Textauszug:
Der hessische Verfassungsschutz stuft Mitglieder der beiden Marburger Burschenschaften Germania und Rheinfranken als rechtsextrem ein.

Das wurde durch eine kleine Anfrage der grünen Abgeordneten Lara Klaes und Vanessa Gronemann an Hessens Innenminister Roman Poseck bekannt. Beide hatten sich erkundigt, welche Erkenntnisse dem Verfassungsschutz zu Rechtsextremismus in hessischen Burschenschaften vorliegen. Aus Posecks Antwort geht hervor, dass sich die Landesbehörde ausschließlich mit Burschenschaften aus Marburg beschäftigt – allen voran mit den Verbindungen Germania und Rheinfranken. Deren “Aktivas” beobachtet der Verfassungsschutz, da er sie als rechtsextrem bewertet. Mit dem Begriff werden alle Mitglieder einer Burschenschaft bezeichnet, die noch studieren. Um wie viele Personen es sich dabei genau handelt, lässt Poseck offen – lediglich von einem “Personenpotential im niedrigen zweitstelligen Bereich” ist die Rede.

Daten:
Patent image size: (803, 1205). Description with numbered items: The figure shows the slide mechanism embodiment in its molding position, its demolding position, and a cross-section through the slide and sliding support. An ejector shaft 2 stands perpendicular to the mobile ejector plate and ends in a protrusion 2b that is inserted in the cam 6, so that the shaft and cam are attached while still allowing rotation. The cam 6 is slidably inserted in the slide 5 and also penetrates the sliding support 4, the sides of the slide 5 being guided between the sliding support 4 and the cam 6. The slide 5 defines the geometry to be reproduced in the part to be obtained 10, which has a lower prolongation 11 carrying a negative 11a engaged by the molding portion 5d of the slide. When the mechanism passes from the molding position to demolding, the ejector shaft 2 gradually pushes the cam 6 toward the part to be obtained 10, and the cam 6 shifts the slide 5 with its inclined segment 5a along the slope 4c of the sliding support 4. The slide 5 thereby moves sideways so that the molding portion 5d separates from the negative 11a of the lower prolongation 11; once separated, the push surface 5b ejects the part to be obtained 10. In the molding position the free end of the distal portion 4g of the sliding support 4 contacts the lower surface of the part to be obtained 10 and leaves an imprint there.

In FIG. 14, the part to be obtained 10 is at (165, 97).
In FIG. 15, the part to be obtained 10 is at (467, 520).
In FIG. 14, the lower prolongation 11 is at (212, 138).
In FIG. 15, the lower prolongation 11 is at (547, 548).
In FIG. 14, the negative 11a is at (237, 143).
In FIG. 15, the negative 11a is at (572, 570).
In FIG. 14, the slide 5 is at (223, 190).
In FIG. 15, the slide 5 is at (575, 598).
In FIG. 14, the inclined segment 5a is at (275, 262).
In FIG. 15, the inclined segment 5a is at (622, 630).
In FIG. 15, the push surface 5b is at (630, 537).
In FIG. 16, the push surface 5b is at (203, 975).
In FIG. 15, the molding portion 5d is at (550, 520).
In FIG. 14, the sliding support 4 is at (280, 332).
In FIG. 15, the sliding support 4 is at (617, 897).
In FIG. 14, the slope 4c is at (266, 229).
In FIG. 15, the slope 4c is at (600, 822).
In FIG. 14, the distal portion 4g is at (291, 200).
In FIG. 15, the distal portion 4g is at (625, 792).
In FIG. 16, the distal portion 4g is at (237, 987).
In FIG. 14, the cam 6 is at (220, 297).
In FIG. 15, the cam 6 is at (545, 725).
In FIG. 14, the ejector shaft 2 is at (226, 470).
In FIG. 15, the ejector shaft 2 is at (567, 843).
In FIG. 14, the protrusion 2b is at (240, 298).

Zu bearbeitende Aufgaben:
1 > Wen bezeichnet der Begriff „Aktivas“ laut dem Textauszug?
2 > Stimmen diese Aussagen mit dem Textauszug überein? Antworten Sie jeweils mit Ja oder Nein und zitieren Sie die entscheidenden Worte des Textes wörtlich. (a) Die kleine Anfrage stammte von Abgeordneten der Grünen. (b) Der Verfassungsschutz befasst sich mit Burschenschaften aus ganz Hessen. (c) Poseck nennt die genaue Zahl der beobachteten Personen.
Die Zeilen werden für die Bearbeitung nicht benötigt.

Lösungen:
1 > Alle Mitglieder einer Burschenschaft, die noch studieren.

2 >
(a) Ja: „eine kleine Anfrage der grünen Abgeordneten Lara Klaes und Vanessa Gronemann“
(b) Nein: „dass sich die Landesbehörde ausschließlich mit Burschenschaften aus Marburg beschäftigt“
(c) Nein: „Um wie viele Personen es sich dabei genau handelt, lässt Poseck offen“